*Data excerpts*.

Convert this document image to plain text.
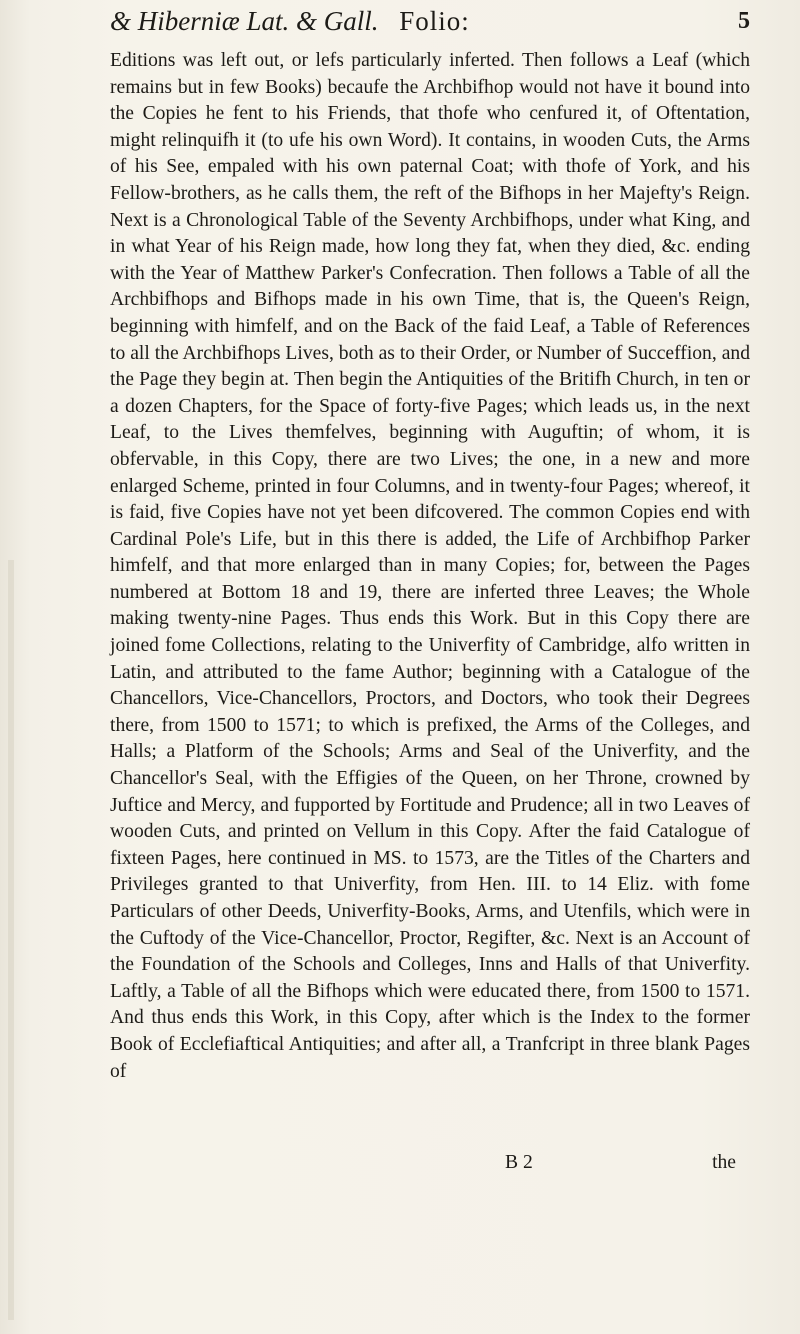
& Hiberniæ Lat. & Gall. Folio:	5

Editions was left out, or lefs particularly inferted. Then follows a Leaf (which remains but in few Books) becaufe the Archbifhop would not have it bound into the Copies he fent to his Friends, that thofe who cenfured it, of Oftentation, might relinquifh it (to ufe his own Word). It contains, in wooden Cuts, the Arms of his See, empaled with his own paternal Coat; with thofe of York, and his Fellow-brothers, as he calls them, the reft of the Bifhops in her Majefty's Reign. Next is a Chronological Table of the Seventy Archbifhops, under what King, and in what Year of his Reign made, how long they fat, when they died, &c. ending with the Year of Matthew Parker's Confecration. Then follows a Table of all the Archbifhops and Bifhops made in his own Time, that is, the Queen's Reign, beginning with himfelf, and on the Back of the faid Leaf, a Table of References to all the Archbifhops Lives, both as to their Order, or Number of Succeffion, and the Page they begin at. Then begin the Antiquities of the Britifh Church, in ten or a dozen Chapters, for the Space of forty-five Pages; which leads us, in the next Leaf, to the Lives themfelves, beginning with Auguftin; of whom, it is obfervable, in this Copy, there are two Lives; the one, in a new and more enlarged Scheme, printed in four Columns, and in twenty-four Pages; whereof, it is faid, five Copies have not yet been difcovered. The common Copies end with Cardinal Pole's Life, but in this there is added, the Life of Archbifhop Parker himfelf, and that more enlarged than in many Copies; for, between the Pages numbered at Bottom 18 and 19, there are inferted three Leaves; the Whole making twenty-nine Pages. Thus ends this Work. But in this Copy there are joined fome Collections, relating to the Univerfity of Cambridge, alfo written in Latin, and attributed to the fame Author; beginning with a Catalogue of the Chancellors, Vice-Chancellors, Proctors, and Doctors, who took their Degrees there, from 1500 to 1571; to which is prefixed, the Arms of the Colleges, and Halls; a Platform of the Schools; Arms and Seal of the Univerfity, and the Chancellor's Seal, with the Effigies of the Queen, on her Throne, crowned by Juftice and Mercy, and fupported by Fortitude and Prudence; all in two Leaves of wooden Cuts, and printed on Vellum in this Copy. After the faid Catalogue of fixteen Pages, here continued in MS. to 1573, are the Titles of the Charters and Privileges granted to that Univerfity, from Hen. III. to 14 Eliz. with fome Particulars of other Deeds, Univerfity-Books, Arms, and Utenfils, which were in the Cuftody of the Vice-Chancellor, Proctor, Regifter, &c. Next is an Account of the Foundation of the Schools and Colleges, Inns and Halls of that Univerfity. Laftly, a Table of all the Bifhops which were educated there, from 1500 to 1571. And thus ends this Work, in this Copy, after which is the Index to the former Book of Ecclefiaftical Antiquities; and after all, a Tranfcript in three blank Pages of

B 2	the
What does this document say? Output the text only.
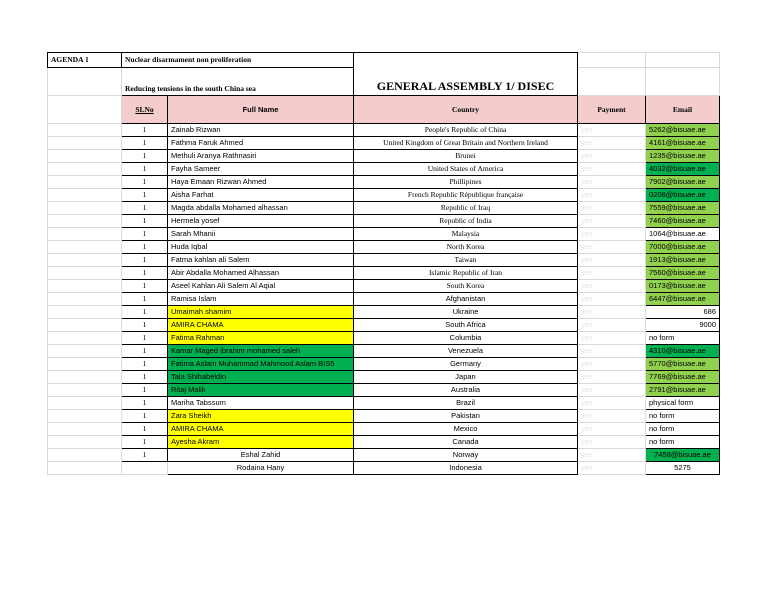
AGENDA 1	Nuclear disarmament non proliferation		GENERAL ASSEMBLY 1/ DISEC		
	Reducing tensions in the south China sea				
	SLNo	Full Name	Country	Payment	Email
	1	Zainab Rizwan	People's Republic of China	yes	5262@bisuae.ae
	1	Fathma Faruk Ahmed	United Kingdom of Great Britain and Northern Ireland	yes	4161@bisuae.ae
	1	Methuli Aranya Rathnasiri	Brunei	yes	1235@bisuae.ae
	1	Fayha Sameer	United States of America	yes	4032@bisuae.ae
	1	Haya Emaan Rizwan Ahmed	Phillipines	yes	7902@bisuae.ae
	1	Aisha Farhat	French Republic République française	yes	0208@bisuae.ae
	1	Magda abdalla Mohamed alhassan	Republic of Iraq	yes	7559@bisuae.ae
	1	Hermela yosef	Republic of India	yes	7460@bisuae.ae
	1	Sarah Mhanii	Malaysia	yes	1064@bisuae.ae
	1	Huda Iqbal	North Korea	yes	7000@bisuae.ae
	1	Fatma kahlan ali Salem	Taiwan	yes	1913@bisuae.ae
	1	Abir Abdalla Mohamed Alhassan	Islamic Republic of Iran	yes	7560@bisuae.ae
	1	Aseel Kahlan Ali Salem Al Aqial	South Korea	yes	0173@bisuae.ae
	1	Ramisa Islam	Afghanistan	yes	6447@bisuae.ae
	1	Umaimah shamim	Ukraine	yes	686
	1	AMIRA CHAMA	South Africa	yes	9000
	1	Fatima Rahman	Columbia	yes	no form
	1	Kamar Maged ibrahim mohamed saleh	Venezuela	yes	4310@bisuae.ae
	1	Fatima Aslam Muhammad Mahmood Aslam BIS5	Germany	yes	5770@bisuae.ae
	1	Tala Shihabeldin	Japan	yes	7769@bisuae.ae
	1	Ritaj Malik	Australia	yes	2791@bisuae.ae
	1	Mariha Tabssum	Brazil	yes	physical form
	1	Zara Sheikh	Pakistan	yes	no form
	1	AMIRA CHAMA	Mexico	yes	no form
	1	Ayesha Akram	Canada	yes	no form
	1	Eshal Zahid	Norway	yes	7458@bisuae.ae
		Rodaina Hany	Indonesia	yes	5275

--

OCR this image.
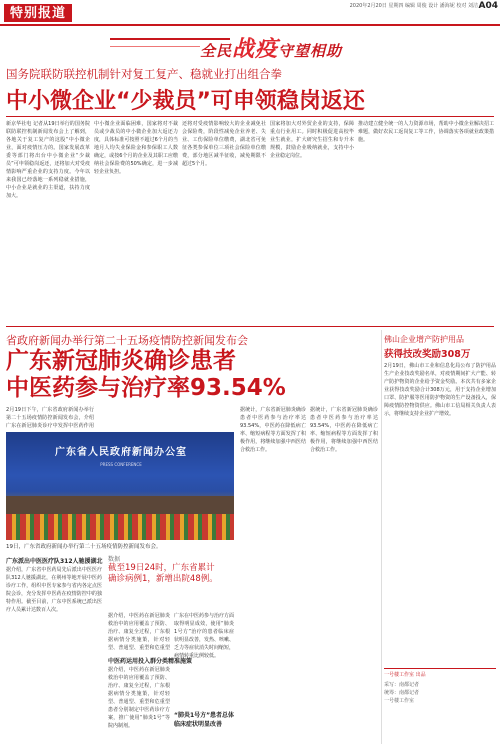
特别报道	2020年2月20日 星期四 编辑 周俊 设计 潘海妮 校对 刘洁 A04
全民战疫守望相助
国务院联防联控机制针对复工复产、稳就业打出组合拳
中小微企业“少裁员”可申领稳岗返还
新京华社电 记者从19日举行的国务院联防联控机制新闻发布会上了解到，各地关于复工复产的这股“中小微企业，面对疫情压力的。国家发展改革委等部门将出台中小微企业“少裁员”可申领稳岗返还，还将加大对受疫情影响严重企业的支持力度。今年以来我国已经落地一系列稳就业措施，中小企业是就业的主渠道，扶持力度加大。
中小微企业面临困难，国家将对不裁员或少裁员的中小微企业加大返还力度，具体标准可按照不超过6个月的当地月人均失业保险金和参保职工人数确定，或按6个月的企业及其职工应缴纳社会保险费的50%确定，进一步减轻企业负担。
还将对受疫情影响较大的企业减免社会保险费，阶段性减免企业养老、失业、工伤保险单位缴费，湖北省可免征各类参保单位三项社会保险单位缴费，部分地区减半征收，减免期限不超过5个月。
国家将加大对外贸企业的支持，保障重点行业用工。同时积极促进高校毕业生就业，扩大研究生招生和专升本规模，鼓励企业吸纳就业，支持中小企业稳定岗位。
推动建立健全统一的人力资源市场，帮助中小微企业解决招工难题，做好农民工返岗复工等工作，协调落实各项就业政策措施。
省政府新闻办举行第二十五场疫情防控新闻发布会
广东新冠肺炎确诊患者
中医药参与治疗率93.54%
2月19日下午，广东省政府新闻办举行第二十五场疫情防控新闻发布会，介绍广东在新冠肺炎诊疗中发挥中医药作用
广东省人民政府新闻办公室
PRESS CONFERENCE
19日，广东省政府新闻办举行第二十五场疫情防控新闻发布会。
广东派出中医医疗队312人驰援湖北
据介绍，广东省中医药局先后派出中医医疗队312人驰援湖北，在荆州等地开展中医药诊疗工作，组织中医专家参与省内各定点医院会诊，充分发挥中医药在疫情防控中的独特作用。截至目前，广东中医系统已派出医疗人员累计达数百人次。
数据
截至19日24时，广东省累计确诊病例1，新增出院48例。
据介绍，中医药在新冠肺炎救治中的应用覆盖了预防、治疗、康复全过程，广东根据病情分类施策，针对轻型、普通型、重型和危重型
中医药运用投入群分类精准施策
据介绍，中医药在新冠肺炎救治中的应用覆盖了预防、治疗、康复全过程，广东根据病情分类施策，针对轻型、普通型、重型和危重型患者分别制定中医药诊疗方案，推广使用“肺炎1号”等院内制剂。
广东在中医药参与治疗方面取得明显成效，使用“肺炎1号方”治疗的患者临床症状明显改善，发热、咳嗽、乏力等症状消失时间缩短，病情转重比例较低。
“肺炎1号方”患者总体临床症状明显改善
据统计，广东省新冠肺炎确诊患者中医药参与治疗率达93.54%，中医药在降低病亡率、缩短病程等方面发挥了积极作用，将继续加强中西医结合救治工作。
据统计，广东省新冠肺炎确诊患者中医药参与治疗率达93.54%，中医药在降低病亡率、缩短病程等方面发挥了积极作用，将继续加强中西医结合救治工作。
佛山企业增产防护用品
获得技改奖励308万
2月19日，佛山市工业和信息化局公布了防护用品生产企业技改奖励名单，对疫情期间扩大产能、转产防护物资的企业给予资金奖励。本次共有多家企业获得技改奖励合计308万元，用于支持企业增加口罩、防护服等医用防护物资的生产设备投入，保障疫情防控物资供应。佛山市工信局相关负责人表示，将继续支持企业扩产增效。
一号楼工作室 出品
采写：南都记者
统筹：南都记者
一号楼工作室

*What is needed*.
Find all lines where the word "Rizwan" appears. Copy them.

*Final answer*.
	1	Zainab Rizwan	People's Republic of China	yes	5262@bisuae.ae
	1	Haya Emaan Rizwan Ahmed	Phillipines	yes	7902@bisuae.ae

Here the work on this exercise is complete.